- **TASK INPUT**:

━━━━

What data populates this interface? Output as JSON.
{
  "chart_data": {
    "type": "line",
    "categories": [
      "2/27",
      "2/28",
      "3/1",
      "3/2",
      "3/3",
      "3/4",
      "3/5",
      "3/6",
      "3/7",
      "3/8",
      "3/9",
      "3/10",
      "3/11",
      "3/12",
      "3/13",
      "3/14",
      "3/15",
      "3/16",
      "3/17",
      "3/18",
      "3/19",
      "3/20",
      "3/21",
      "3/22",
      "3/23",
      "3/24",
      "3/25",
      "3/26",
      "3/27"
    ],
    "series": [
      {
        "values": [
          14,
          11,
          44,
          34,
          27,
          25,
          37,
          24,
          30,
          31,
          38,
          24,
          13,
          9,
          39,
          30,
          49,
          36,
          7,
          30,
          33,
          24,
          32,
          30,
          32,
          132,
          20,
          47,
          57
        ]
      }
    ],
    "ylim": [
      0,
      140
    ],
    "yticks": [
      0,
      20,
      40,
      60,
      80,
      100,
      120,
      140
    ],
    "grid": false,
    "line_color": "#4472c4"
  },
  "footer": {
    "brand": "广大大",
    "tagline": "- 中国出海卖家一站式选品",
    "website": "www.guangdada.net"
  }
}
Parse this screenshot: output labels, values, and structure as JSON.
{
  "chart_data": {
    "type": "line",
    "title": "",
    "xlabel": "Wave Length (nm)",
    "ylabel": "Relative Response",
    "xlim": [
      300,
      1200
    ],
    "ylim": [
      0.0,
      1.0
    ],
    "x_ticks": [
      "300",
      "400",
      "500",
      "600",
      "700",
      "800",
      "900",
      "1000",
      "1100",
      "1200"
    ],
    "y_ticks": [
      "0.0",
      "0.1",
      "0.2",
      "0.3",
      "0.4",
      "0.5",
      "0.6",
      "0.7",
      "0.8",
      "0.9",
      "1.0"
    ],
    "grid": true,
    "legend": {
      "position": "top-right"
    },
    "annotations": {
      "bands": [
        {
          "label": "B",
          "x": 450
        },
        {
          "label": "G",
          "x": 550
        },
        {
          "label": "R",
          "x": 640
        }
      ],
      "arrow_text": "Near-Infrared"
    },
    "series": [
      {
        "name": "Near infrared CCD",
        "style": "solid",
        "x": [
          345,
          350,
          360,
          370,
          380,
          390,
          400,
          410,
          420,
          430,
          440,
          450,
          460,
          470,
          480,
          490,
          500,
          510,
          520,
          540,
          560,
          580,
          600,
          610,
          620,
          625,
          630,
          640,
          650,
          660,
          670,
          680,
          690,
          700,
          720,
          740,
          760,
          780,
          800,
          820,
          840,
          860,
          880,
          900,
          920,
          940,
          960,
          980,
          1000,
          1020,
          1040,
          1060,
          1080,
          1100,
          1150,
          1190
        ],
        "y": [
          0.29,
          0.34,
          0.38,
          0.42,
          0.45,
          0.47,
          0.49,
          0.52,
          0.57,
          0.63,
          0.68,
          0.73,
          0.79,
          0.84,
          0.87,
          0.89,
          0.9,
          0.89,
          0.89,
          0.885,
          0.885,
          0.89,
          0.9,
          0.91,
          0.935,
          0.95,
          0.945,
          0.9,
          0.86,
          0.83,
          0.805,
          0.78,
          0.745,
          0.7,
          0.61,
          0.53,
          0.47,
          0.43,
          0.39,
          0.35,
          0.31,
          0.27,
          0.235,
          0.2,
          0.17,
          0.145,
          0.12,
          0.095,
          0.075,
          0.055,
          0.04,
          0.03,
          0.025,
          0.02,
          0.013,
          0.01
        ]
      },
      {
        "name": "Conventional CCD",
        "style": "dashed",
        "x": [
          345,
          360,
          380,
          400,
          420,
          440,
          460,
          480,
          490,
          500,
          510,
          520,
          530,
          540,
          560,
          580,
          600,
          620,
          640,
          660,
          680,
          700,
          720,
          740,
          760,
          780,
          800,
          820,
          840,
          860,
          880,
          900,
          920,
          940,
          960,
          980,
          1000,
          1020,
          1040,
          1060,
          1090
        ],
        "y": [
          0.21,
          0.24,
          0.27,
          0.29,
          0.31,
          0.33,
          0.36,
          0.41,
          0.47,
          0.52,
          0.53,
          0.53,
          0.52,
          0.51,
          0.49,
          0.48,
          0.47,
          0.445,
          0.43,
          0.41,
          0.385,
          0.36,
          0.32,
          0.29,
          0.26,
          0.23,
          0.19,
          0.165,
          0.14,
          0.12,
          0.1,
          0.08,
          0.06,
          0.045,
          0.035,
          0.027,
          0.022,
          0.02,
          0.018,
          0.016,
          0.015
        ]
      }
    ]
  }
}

━━━━

Restate the data above word for word.

What data populates this interface? Output as JSON.
{
  "chart_data": {
    "type": "line",
    "categories": [
      "2/27",
      "2/28",
      "3/1",
      "3/2",
      "3/3",
      "3/4",
      "3/5",
      "3/6",
      "3/7",
      "3/8",
      "3/9",
      "3/10",
      "3/11",
      "3/12",
      "3/13",
      "3/14",
      "3/15",
      "3/16",
      "3/17",
      "3/18",
      "3/19",
      "3/20",
      "3/21",
      "3/22",
      "3/23",
      "3/24",
      "3/25",
      "3/26",
      "3/27"
    ],
    "series": [
      {
        "values": [
          14,
          11,
          44,
          34,
          27,
          25,
          37,
          24,
          30,
          31,
          38,
          24,
          13,
          9,
          39,
          30,
          49,
          36,
          7,
          30,
          33,
          24,
          32,
          30,
          32,
          132,
          20,
          47,
          57
        ]
      }
    ],
    "ylim": [
      0,
      140
    ],
    "yticks": [
      0,
      20,
      40,
      60,
      80,
      100,
      120,
      140
    ],
    "grid": false,
    "line_color": "#4472c4"
  },
  "footer": {
    "brand": "广大大",
    "tagline": "- 中国出海卖家一站式选品",
    "website": "www.guangdada.net"
  }
}
Parse this screenshot: output labels, values, and structure as JSON.
{
  "chart_data": {
    "type": "line",
    "title": "",
    "xlabel": "Wave Length (nm)",
    "ylabel": "Relative Response",
    "xlim": [
      300,
      1200
    ],
    "ylim": [
      0.0,
      1.0
    ],
    "x_ticks": [
      "300",
      "400",
      "500",
      "600",
      "700",
      "800",
      "900",
      "1000",
      "1100",
      "1200"
    ],
    "y_ticks": [
      "0.0",
      "0.1",
      "0.2",
      "0.3",
      "0.4",
      "0.5",
      "0.6",
      "0.7",
      "0.8",
      "0.9",
      "1.0"
    ],
    "grid": true,
    "legend": {
      "position": "top-right"
    },
    "annotations": {
      "bands": [
        {
          "label": "B",
          "x": 450
        },
        {
          "label": "G",
          "x": 550
        },
        {
          "label": "R",
          "x": 640
        }
      ],
      "arrow_text": "Near-Infrared"
    },
    "series": [
      {
        "name": "Near infrared CCD",
        "style": "solid",
        "x": [
          345,
          350,
          360,
          370,
          380,
          390,
          400,
          410,
          420,
          430,
          440,
          450,
          460,
          470,
          480,
          490,
          500,
          510,
          520,
          540,
          560,
          580,
          600,
          610,
          620,
          625,
          630,
          640,
          650,
          660,
          670,
          680,
          690,
          700,
          720,
          740,
          760,
          780,
          800,
          820,
          840,
          860,
          880,
          900,
          920,
          940,
          960,
          980,
          1000,
          1020,
          1040,
          1060,
          1080,
          1100,
          1150,
          1190
        ],
        "y": [
          0.29,
          0.34,
          0.38,
          0.42,
          0.45,
          0.47,
          0.49,
          0.52,
          0.57,
          0.63,
          0.68,
          0.73,
          0.79,
          0.84,
          0.87,
          0.89,
          0.9,
          0.89,
          0.89,
          0.885,
          0.885,
          0.89,
          0.9,
          0.91,
          0.935,
          0.95,
          0.945,
          0.9,
          0.86,
          0.83,
          0.805,
          0.78,
          0.745,
          0.7,
          0.61,
          0.53,
          0.47,
          0.43,
          0.39,
          0.35,
          0.31,
          0.27,
          0.235,
          0.2,
          0.17,
          0.145,
          0.12,
          0.095,
          0.075,
          0.055,
          0.04,
          0.03,
          0.025,
          0.02,
          0.013,
          0.01
        ]
      },
      {
        "name": "Conventional CCD",
        "style": "dashed",
        "x": [
          345,
          360,
          380,
          400,
          420,
          440,
          460,
          480,
          490,
          500,
          510,
          520,
          530,
          540,
          560,
          580,
          600,
          620,
          640,
          660,
          680,
          700,
          720,
          740,
          760,
          780,
          800,
          820,
          840,
          860,
          880,
          900,
          920,
          940,
          960,
          980,
          1000,
          1020,
          1040,
          1060,
          1090
        ],
        "y": [
          0.21,
          0.24,
          0.27,
          0.29,
          0.31,
          0.33,
          0.36,
          0.41,
          0.47,
          0.52,
          0.53,
          0.53,
          0.52,
          0.51,
          0.49,
          0.48,
          0.47,
          0.445,
          0.43,
          0.41,
          0.385,
          0.36,
          0.32,
          0.29,
          0.26,
          0.23,
          0.19,
          0.165,
          0.14,
          0.12,
          0.1,
          0.08,
          0.06,
          0.045,
          0.035,
          0.027,
          0.022,
          0.02,
          0.018,
          0.016,
          0.015
        ]
      }
    ]
  }
}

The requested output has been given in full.